# [PROVIDED DATA]

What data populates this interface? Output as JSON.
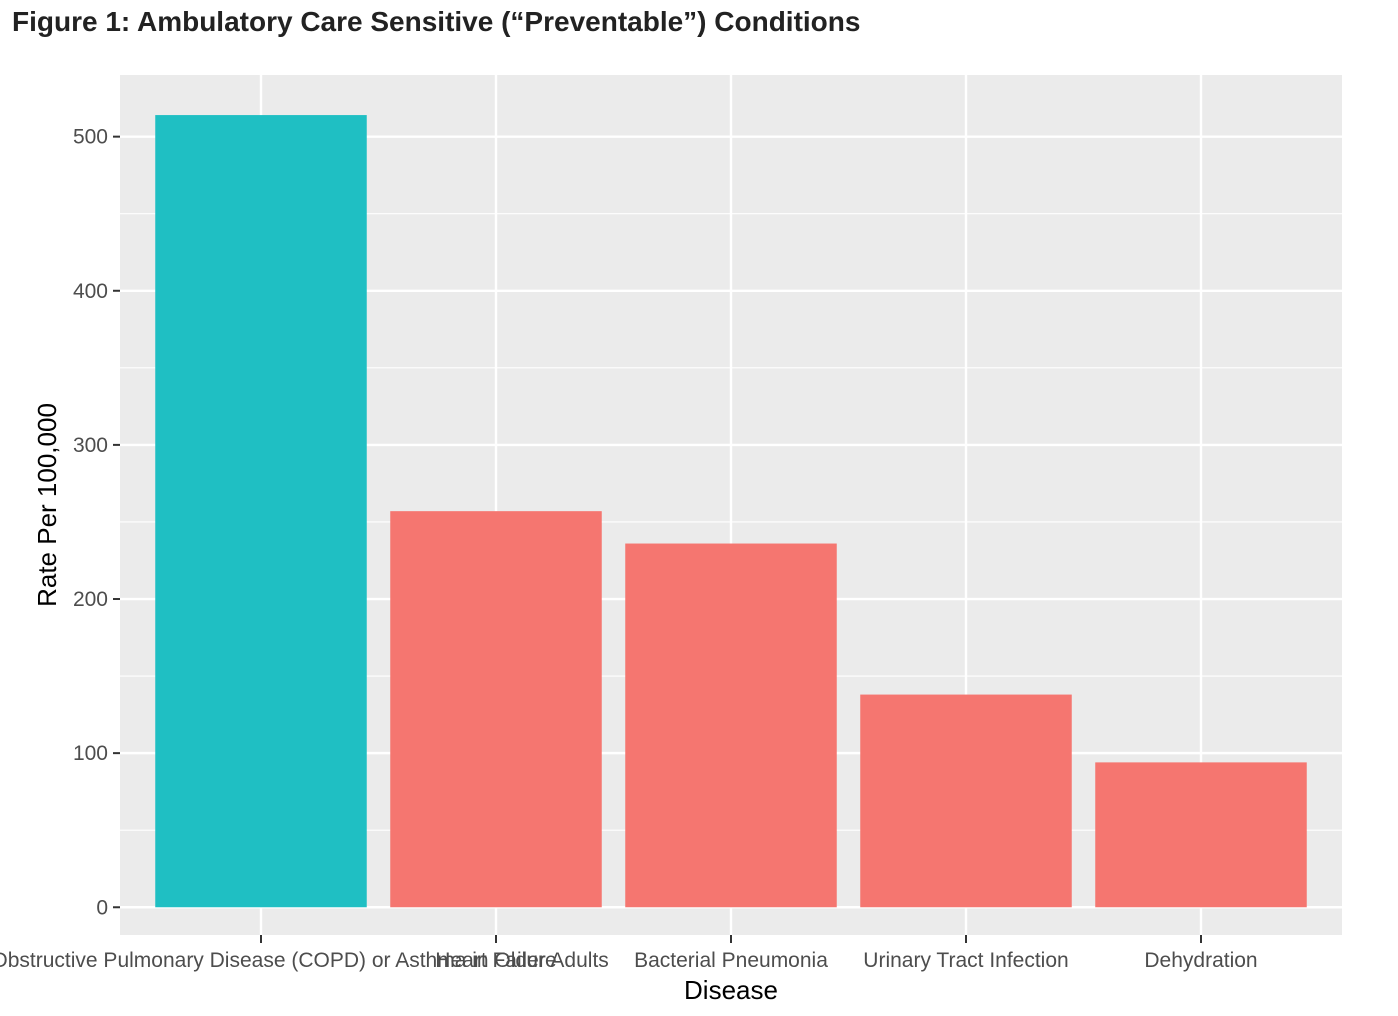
{
  "chart_data": {
    "type": "bar",
    "title": "Figure 1: Ambulatory Care Sensitive (“Preventable”) Conditions",
    "xlabel": "Disease",
    "ylabel": "Rate Per 100,000",
    "categories": [
      "Chronic Obstructive Pulmonary Disease (COPD) or Asthma in Older Adults",
      "Heart Failure",
      "Bacterial Pneumonia",
      "Urinary Tract Infection",
      "Dehydration"
    ],
    "values": [
      514,
      257,
      236,
      138,
      94
    ],
    "bar_colors": [
      "#1fbfc3",
      "#f57670",
      "#f57670",
      "#f57670",
      "#f57670"
    ],
    "yticks": [
      0,
      100,
      200,
      300,
      400,
      500
    ],
    "ylim": [
      -18,
      540
    ],
    "grid": true,
    "panel_background": "#ebebeb",
    "gridline_color": "#ffffff"
  }
}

# [WHAT THE TASK REQUIRES]
Please print the listing above again word for word, without its pictures.

# [OUTPUT OF THE TASK]
What data populates this interface? Output as JSON.
{
  "chart_data": {
    "type": "bar",
    "title": "Figure 1: Ambulatory Care Sensitive (“Preventable”) Conditions",
    "xlabel": "Disease",
    "ylabel": "Rate Per 100,000",
    "categories": [
      "Chronic Obstructive Pulmonary Disease (COPD) or Asthma in Older Adults",
      "Heart Failure",
      "Bacterial Pneumonia",
      "Urinary Tract Infection",
      "Dehydration"
    ],
    "values": [
      514,
      257,
      236,
      138,
      94
    ],
    "bar_colors": [
      "#1fbfc3",
      "#f57670",
      "#f57670",
      "#f57670",
      "#f57670"
    ],
    "yticks": [
      0,
      100,
      200,
      300,
      400,
      500
    ],
    "ylim": [
      -18,
      540
    ],
    "grid": true,
    "panel_background": "#ebebeb",
    "gridline_color": "#ffffff"
  }
}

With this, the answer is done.